Aim:
Pictures do not belong in the copy, so please give every entry below again exactly.

Extracted information:
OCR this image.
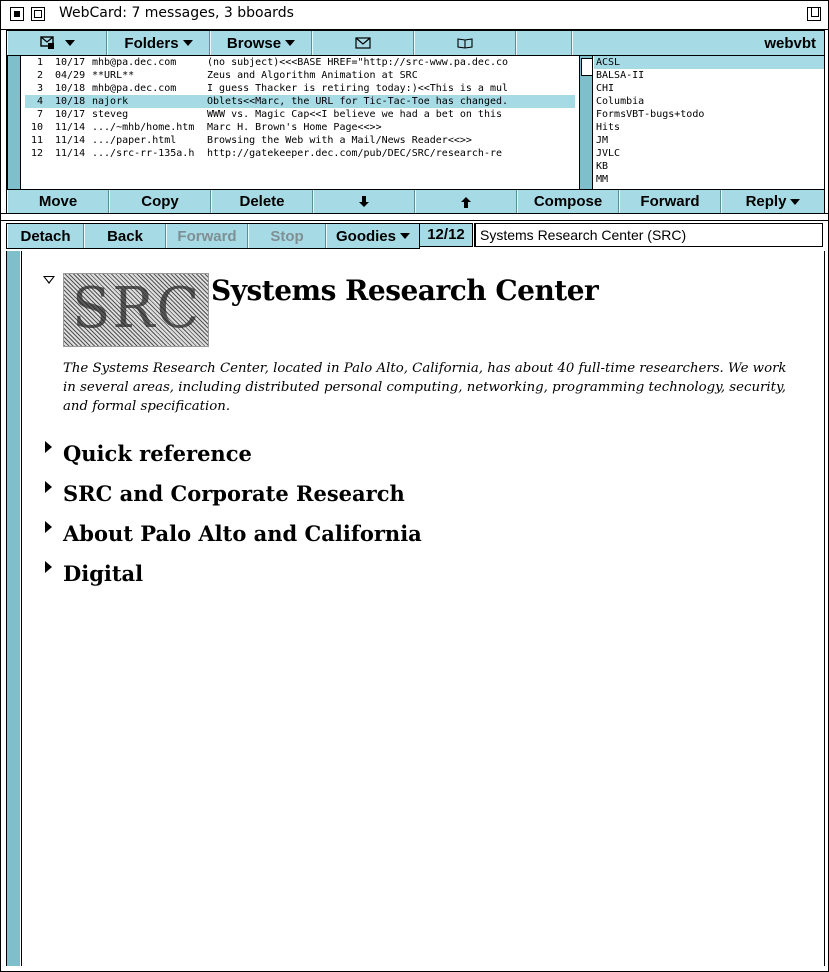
WebCard: 7 messages, 3 bboards
Folders	Browse	webvbt
1 10/17 mhb@pa.dec.com	(no subject)<<<BASE HREF="http://src-www.pa.dec.co
2 04/29 **URL**	Zeus and Algorithm Animation at SRC
3 10/18 mhb@pa.dec.com	I guess Thacker is retiring today:)<<This is a mul
4 10/18 najork	Oblets<<Marc, the URL for Tic-Tac-Toe has changed.
7 10/17 steveg	WWW vs. Magic Cap<<I believe we had a bet on this
10 11/14 .../~mhb/home.htm Marc H. Brown's Home Page<<>>
11 11/14 .../paper.html	Browsing the Web with a Mail/News Reader<<>>
12 11/14 .../src-rr-135a.h http://gatekeeper.dec.com/pub/DEC/SRC/research-re
ACSL
BALSA-II
CHI
Columbia
FormsVBT-bugs+todo
Hits
JM
JVLC
KB
MM
Move	Copy	Delete	Compose	Forward	Reply
Detach	Back	Forward	Stop	Goodies	12/12	Systems Research Center (SRC)
SRC Systems Research Center
The Systems Research Center, located in Palo Alto, California, has about 40 full-time researchers. We work in several areas, including distributed personal computing, networking, programming technology, security, and formal specification.
Quick reference
SRC and Corporate Research
About Palo Alto and California
Digital
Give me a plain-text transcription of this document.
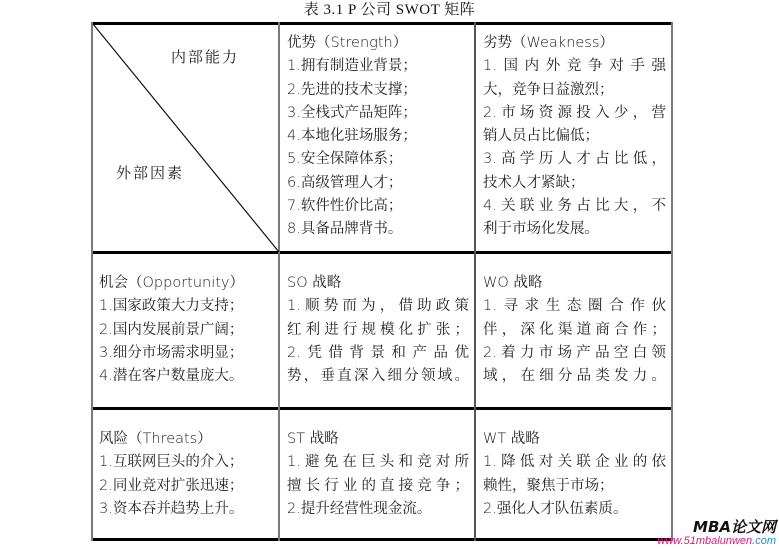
表 3.1 P 公司 SWOT 矩阵
内部能力
外部因素
优势（Strength）
1.拥有制造业背景；
2.先进的技术支撑；
3.全栈式产品矩阵；
4.本地化驻场服务；
5.安全保障体系；
6.高级管理人才；
7.软件性价比高；
8.具备品牌背书。
劣势（Weakness）
1.国内外竞争对手强
大，竞争日益激烈；
2.市场资源投入少，营
销人员占比偏低；
3.高学历人才占比低，
技术人才紧缺；
4.关联业务占比大，不
利于市场化发展。
机会（Opportunity）
1.国家政策大力支持；
2.国内发展前景广阔；
3.细分市场需求明显；
4.潜在客户数量庞大。
SO 战略
1.顺势而为，借助政策
红利进行规模化扩张；
2.凭借背景和产品优
势，垂直深入细分领域。
WO 战略
1.寻求生态圈合作伙
伴，深化渠道商合作；
2.着力市场产品空白领
域，在细分品类发力。
风险（Threats）
1.互联网巨头的介入；
2.同业竞对扩张迅速；
3.资本吞并趋势上升。
ST 战略
1.避免在巨头和竞对所
擅长行业的直接竞争；
2.提升经营性现金流。
WT 战略
1.降低对关联企业的依
赖性，聚焦于市场；
2.强化人才队伍素质。
MBA论文网
www.51mbalunwen.com
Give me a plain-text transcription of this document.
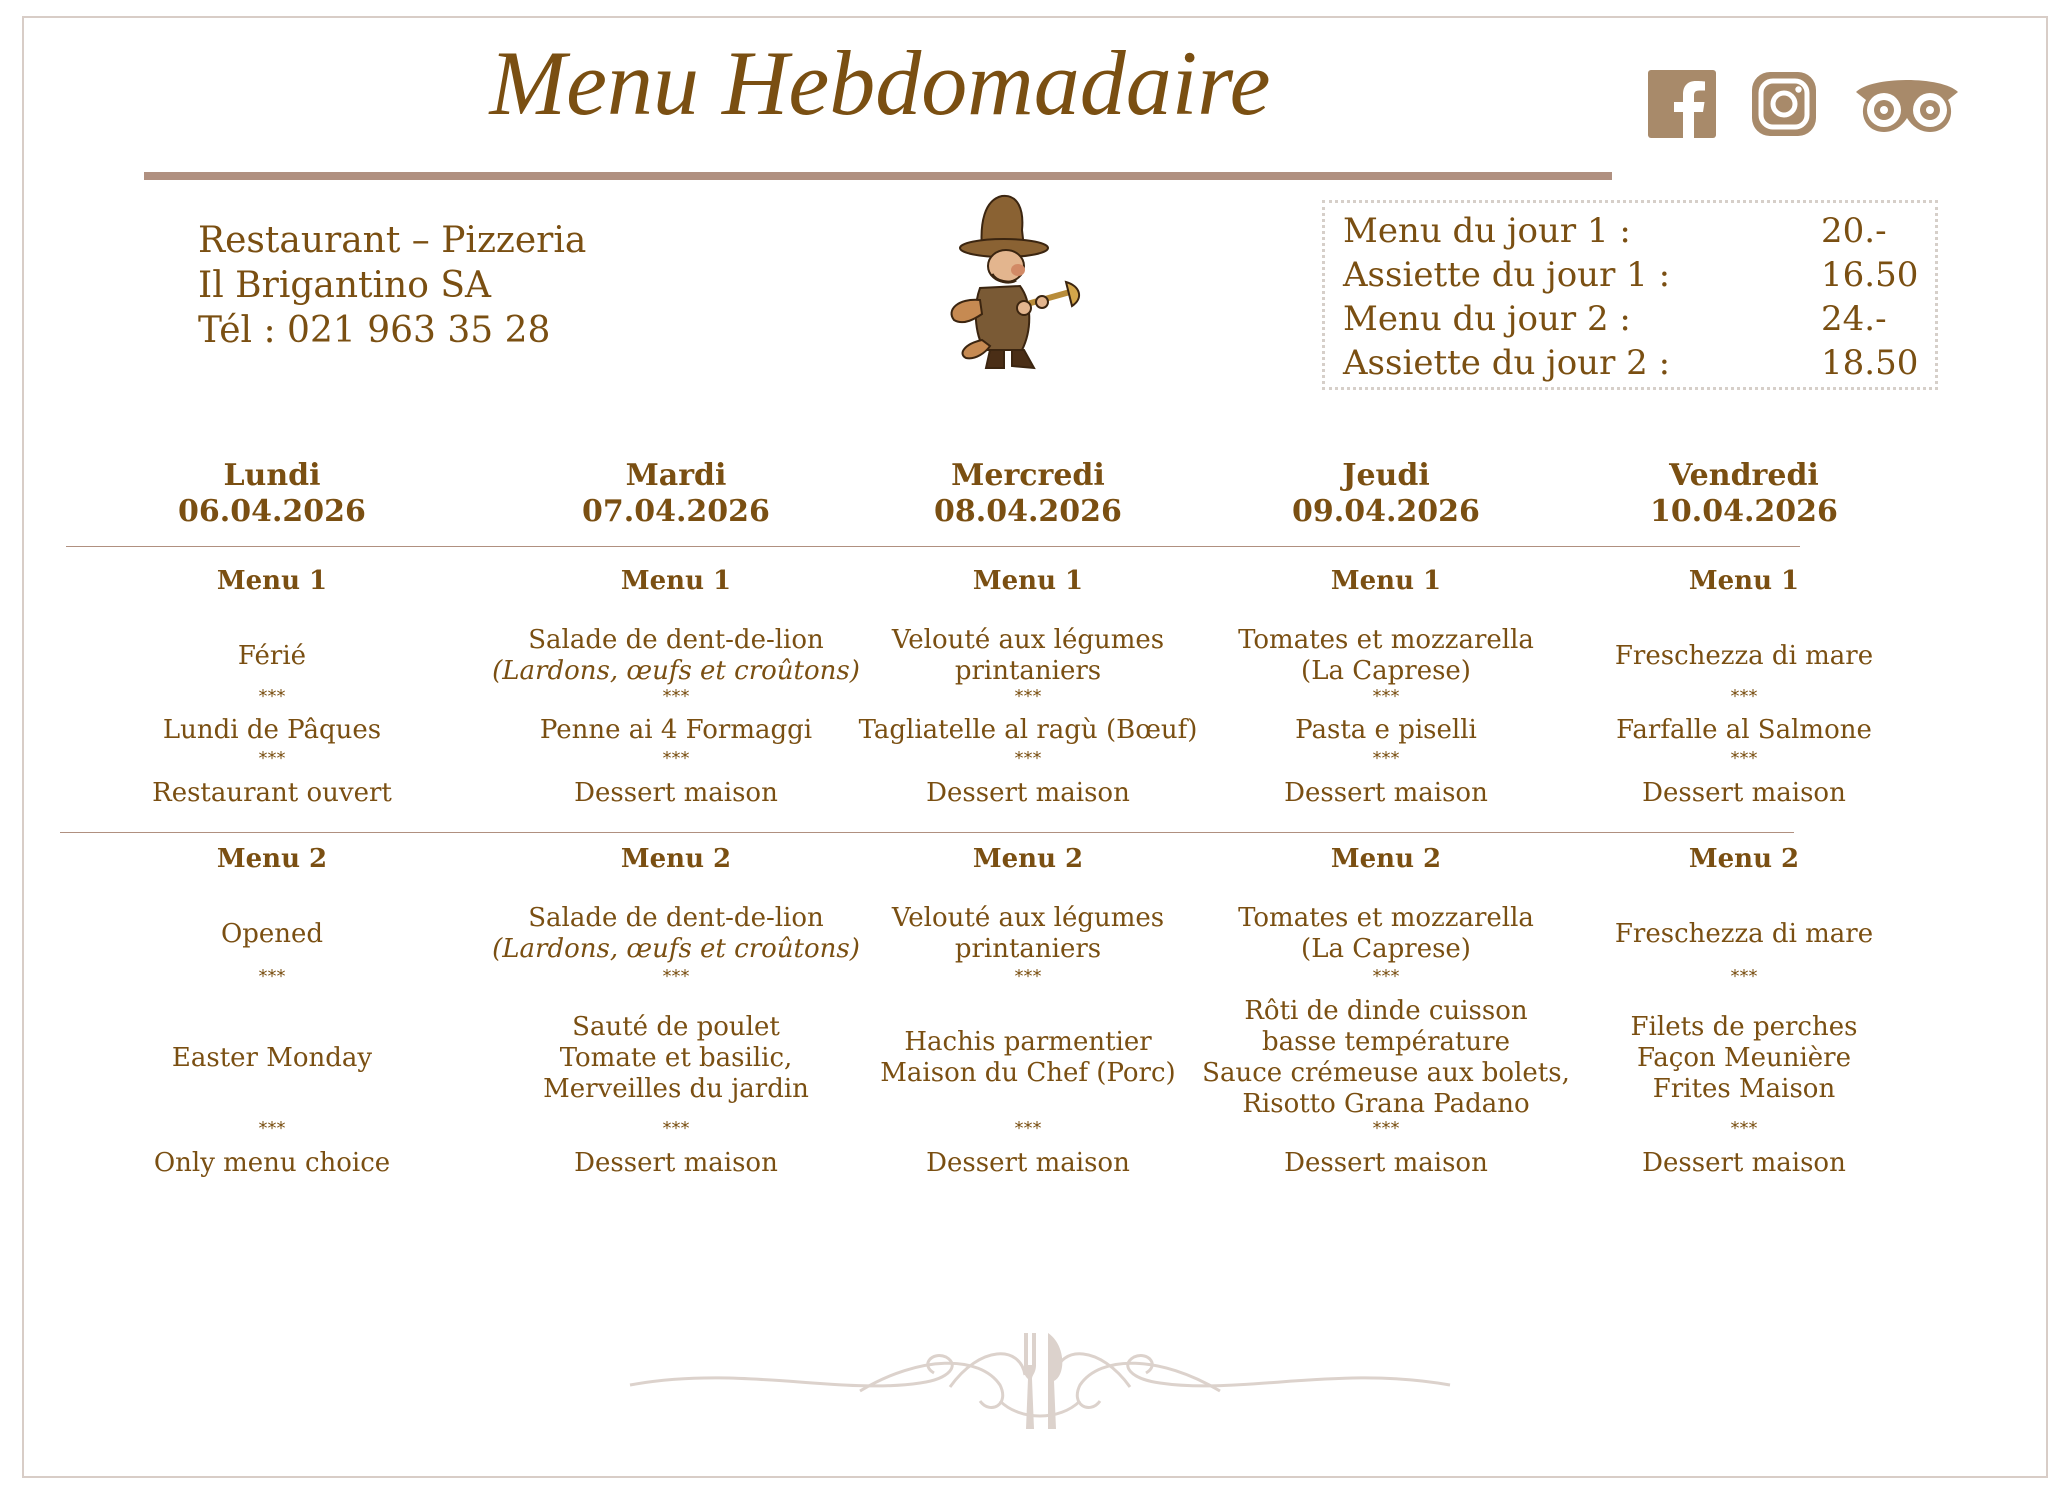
Menu Hebdomadaire
Restaurant – Pizzeria
Il Brigantino SA
Tél : 021 963 35 28
Menu du jour 1 :	20.-
Assiette du jour 1 :	16.50
Menu du jour 2 :	24.-
Assiette du jour 2 :	18.50
Lundi
06.04.2026
Menu 1
Férié
***
Lundi de Pâques
***
Restaurant ouvert
Menu 2
Opened
***
Easter Monday
***
Only menu choice
Mardi
07.04.2026
Menu 1
Salade de dent-de-lion
(Lardons, œufs et croûtons)
***
Penne ai 4 Formaggi
***
Dessert maison
Menu 2
Salade de dent-de-lion
(Lardons, œufs et croûtons)
***
Sauté de poulet
Tomate et basilic,
Merveilles du jardin
***
Dessert maison
Mercredi
08.04.2026
Menu 1
Velouté aux légumes
printaniers
***
Tagliatelle al ragù (Bœuf)
***
Dessert maison
Menu 2
Velouté aux légumes
printaniers
***
Hachis parmentier
Maison du Chef (Porc)
***
Dessert maison
Jeudi
09.04.2026
Menu 1
Tomates et mozzarella
(La Caprese)
***
Pasta e piselli
***
Dessert maison
Menu 2
Tomates et mozzarella
(La Caprese)
***
Rôti de dinde cuisson
basse température
Sauce crémeuse aux bolets,
Risotto Grana Padano
***
Dessert maison
Vendredi
10.04.2026
Menu 1
Freschezza di mare
***
Farfalle al Salmone
***
Dessert maison
Menu 2
Freschezza di mare
***
Filets de perches
Façon Meunière
Frites Maison
***
Dessert maison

Solution to the problem:
OCR this image.
WebCard: 7 messages, 3 bboards
Folders	Browse	webvbt
1 10/17 mhb@pa.dec.com	(no subject)<<<BASE HREF="http://src-www.pa.dec.co
2 04/29 **URL**	Zeus and Algorithm Animation at SRC
3 10/18 mhb@pa.dec.com	I guess Thacker is retiring today:)<<This is a mul
4 10/18 najork	Oblets<<Marc, the URL for Tic-Tac-Toe has changed.
7 10/17 steveg	WWW vs. Magic Cap<<I believe we had a bet on this
10 11/14 .../~mhb/home.htm Marc H. Brown's Home Page<<>>
11 11/14 .../paper.html	Browsing the Web with a Mail/News Reader<<>>
12 11/14 .../src-rr-135a.h http://gatekeeper.dec.com/pub/DEC/SRC/research-re
ACSL
BALSA-II
CHI
Columbia
FormsVBT-bugs+todo
Hits
JM
JVLC
KB
MM
Move	Copy	Delete	Compose	Forward	Reply
Detach	Back	Forward	Stop	Goodies	12/12	Systems Research Center (SRC)
SRC Systems Research Center
The Systems Research Center, located in Palo Alto, California, has about 40 full-time researchers. We work in several areas, including distributed personal computing, networking, programming technology, security, and formal specification.
Quick reference
SRC and Corporate Research
About Palo Alto and California
Digital
Give me a plain-text transcription of this document.
表 3.1 P 公司 SWOT 矩阵
内部能力
外部因素
优势（Strength）
1.拥有制造业背景；
2.先进的技术支撑；
3.全栈式产品矩阵；
4.本地化驻场服务；
5.安全保障体系；
6.高级管理人才；
7.软件性价比高；
8.具备品牌背书。
劣势（Weakness）
1.国内外竞争对手强
大，竞争日益激烈；
2.市场资源投入少，营
销人员占比偏低；
3.高学历人才占比低，
技术人才紧缺；
4.关联业务占比大，不
利于市场化发展。
机会（Opportunity）
1.国家政策大力支持；
2.国内发展前景广阔；
3.细分市场需求明显；
4.潜在客户数量庞大。
SO 战略
1.顺势而为，借助政策
红利进行规模化扩张；
2.凭借背景和产品优
势，垂直深入细分领域。
WO 战略
1.寻求生态圈合作伙
伴，深化渠道商合作；
2.着力市场产品空白领
域，在细分品类发力。
风险（Threats）
1.互联网巨头的介入；
2.同业竞对扩张迅速；
3.资本吞并趋势上升。
ST 战略
1.避免在巨头和竞对所
擅长行业的直接竞争；
2.提升经营性现金流。
WT 战略
1.降低对关联企业的依
赖性，聚焦于市场；
2.强化人才队伍素质。
MBA论文网
www.51mbalunwen.com
Give me a plain-text transcription of this document.
Menu Hebdomadaire
Restaurant – Pizzeria
Il Brigantino SA
Tél : 021 963 35 28
Menu du jour 1 :	20.-
Assiette du jour 1 :	16.50
Menu du jour 2 :	24.-
Assiette du jour 2 :	18.50
Lundi
06.04.2026
Menu 1
Férié
***
Lundi de Pâques
***
Restaurant ouvert
Menu 2
Opened
***
Easter Monday
***
Only menu choice
Mardi
07.04.2026
Menu 1
Salade de dent-de-lion
(Lardons, œufs et croûtons)
***
Penne ai 4 Formaggi
***
Dessert maison
Menu 2
Salade de dent-de-lion
(Lardons, œufs et croûtons)
***
Sauté de poulet
Tomate et basilic,
Merveilles du jardin
***
Dessert maison
Mercredi
08.04.2026
Menu 1
Velouté aux légumes
printaniers
***
Tagliatelle al ragù (Bœuf)
***
Dessert maison
Menu 2
Velouté aux légumes
printaniers
***
Hachis parmentier
Maison du Chef (Porc)
***
Dessert maison
Jeudi
09.04.2026
Menu 1
Tomates et mozzarella
(La Caprese)
***
Pasta e piselli
***
Dessert maison
Menu 2
Tomates et mozzarella
(La Caprese)
***
Rôti de dinde cuisson
basse température
Sauce crémeuse aux bolets,
Risotto Grana Padano
***
Dessert maison
Vendredi
10.04.2026
Menu 1
Freschezza di mare
***
Farfalle al Salmone
***
Dessert maison
Menu 2
Freschezza di mare
***
Filets de perches
Façon Meunière
Frites Maison
***
Dessert maison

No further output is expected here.